## SET EXERCISE
Filter the listing below, copying every line in which the word "based" appears.

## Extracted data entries

==========

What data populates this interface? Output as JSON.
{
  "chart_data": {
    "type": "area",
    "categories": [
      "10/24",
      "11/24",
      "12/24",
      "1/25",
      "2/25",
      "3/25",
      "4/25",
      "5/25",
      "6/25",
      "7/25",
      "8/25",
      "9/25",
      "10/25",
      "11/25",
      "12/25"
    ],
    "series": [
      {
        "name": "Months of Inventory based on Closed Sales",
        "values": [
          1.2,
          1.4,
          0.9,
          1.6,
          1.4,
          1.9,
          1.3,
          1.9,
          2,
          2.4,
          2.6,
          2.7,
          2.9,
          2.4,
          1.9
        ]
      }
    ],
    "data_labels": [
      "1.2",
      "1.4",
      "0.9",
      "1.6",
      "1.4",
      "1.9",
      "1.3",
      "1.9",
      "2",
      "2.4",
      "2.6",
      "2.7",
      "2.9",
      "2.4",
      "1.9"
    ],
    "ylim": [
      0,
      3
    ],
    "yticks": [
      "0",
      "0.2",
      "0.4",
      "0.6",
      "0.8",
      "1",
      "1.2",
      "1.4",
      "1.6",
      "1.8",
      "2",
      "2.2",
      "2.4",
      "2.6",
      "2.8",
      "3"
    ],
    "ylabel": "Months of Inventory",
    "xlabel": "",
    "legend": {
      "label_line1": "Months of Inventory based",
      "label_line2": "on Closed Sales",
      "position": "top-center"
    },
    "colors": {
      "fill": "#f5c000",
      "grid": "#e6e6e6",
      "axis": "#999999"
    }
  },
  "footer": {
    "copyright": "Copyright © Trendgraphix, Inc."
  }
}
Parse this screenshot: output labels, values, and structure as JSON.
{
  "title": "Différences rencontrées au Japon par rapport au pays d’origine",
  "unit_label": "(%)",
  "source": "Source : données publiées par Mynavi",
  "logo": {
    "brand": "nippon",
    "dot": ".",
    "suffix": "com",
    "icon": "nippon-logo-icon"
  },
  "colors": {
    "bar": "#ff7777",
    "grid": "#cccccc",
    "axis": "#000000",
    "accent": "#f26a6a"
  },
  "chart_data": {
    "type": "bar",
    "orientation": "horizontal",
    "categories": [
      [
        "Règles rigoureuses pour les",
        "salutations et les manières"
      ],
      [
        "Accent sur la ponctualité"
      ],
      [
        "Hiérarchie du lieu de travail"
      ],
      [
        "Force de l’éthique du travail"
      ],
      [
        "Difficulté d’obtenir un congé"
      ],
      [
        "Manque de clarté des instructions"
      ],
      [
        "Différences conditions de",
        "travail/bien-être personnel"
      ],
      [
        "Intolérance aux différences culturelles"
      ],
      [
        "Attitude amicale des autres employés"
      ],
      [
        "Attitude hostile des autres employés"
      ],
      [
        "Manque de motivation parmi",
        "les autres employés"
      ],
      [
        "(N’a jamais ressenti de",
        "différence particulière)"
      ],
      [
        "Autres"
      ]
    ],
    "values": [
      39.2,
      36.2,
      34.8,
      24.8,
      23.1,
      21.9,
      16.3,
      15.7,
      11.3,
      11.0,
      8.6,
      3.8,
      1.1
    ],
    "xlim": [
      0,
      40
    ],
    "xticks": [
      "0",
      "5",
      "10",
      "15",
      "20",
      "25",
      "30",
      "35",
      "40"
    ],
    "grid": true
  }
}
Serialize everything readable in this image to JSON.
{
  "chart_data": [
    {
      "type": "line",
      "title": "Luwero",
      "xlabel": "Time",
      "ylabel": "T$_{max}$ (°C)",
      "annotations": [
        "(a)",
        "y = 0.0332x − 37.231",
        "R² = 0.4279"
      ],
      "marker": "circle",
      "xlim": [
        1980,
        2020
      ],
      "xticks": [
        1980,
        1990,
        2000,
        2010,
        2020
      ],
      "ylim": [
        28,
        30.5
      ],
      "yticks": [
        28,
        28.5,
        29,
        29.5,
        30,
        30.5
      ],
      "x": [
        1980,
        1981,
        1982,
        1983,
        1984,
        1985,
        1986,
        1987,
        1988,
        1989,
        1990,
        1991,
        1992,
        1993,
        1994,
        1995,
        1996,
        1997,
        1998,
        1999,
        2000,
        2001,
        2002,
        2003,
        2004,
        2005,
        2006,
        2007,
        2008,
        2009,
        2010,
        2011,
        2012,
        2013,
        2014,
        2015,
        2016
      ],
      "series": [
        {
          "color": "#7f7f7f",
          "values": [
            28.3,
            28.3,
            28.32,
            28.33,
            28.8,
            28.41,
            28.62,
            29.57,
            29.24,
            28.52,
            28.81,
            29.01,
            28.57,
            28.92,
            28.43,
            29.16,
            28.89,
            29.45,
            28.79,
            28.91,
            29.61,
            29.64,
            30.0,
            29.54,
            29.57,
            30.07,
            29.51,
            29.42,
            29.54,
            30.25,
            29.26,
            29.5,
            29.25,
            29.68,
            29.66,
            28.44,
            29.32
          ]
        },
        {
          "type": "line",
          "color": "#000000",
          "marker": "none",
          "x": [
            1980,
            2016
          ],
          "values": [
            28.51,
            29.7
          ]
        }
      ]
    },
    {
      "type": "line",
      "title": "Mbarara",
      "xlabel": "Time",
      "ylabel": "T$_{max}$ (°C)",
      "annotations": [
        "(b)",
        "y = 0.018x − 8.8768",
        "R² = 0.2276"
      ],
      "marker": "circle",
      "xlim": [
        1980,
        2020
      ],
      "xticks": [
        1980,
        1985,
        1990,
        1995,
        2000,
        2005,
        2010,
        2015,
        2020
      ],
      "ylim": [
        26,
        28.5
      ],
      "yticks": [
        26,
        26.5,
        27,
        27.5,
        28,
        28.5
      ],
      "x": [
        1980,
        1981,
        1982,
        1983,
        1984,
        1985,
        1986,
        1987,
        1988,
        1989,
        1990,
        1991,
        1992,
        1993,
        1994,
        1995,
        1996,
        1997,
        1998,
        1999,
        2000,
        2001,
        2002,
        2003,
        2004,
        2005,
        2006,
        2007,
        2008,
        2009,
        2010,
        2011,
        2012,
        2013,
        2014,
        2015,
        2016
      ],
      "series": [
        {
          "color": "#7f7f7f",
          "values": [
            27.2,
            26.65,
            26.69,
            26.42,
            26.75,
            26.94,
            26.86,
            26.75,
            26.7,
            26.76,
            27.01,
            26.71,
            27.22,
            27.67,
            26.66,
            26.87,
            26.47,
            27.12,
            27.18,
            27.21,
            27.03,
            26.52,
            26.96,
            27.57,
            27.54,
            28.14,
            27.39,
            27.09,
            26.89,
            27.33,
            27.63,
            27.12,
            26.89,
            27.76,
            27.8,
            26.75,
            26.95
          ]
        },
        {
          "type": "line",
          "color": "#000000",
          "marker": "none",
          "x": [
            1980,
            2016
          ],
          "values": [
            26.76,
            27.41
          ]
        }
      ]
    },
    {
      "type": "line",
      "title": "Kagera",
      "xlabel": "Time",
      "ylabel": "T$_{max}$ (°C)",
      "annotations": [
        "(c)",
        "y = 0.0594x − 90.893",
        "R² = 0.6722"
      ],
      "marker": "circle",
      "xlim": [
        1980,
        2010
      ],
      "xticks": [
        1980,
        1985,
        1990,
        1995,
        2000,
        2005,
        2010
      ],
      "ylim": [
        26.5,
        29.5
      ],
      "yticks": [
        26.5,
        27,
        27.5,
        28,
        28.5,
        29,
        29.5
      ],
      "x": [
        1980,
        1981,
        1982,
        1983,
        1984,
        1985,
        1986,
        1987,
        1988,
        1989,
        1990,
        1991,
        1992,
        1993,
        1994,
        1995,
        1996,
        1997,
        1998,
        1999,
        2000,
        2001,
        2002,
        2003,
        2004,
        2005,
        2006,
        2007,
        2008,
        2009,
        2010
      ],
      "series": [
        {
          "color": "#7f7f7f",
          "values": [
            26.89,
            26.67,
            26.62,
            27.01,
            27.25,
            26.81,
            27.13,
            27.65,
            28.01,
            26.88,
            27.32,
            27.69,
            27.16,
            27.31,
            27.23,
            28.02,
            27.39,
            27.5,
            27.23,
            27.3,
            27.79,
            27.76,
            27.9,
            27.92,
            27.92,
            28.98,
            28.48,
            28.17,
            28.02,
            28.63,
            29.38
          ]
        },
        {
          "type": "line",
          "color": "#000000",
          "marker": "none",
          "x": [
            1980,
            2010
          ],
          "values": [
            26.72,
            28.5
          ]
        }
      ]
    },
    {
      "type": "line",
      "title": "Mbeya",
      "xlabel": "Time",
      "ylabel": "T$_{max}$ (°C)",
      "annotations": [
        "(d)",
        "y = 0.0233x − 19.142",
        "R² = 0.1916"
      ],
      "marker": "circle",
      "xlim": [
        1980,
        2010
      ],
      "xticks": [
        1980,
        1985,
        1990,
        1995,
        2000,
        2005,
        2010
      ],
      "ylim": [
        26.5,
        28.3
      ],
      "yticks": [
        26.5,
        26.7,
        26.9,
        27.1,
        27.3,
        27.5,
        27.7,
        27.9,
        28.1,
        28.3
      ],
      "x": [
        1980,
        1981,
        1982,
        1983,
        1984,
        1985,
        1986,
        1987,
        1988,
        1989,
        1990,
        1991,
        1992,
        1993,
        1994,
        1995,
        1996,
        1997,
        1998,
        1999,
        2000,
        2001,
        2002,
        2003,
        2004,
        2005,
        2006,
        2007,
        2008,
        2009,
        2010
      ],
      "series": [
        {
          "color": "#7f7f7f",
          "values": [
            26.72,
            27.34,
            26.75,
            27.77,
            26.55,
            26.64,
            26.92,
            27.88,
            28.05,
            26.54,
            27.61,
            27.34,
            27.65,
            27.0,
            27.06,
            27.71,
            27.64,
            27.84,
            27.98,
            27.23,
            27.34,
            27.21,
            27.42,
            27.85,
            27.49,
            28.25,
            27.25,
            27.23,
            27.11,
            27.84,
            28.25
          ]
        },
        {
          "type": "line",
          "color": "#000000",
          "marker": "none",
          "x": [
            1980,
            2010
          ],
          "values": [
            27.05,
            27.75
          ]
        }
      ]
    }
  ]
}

==========

## COMPLETE RESPONSE
        "name": "Months of Inventory based on Closed Sales",
      "label_line1": "Months of Inventory based",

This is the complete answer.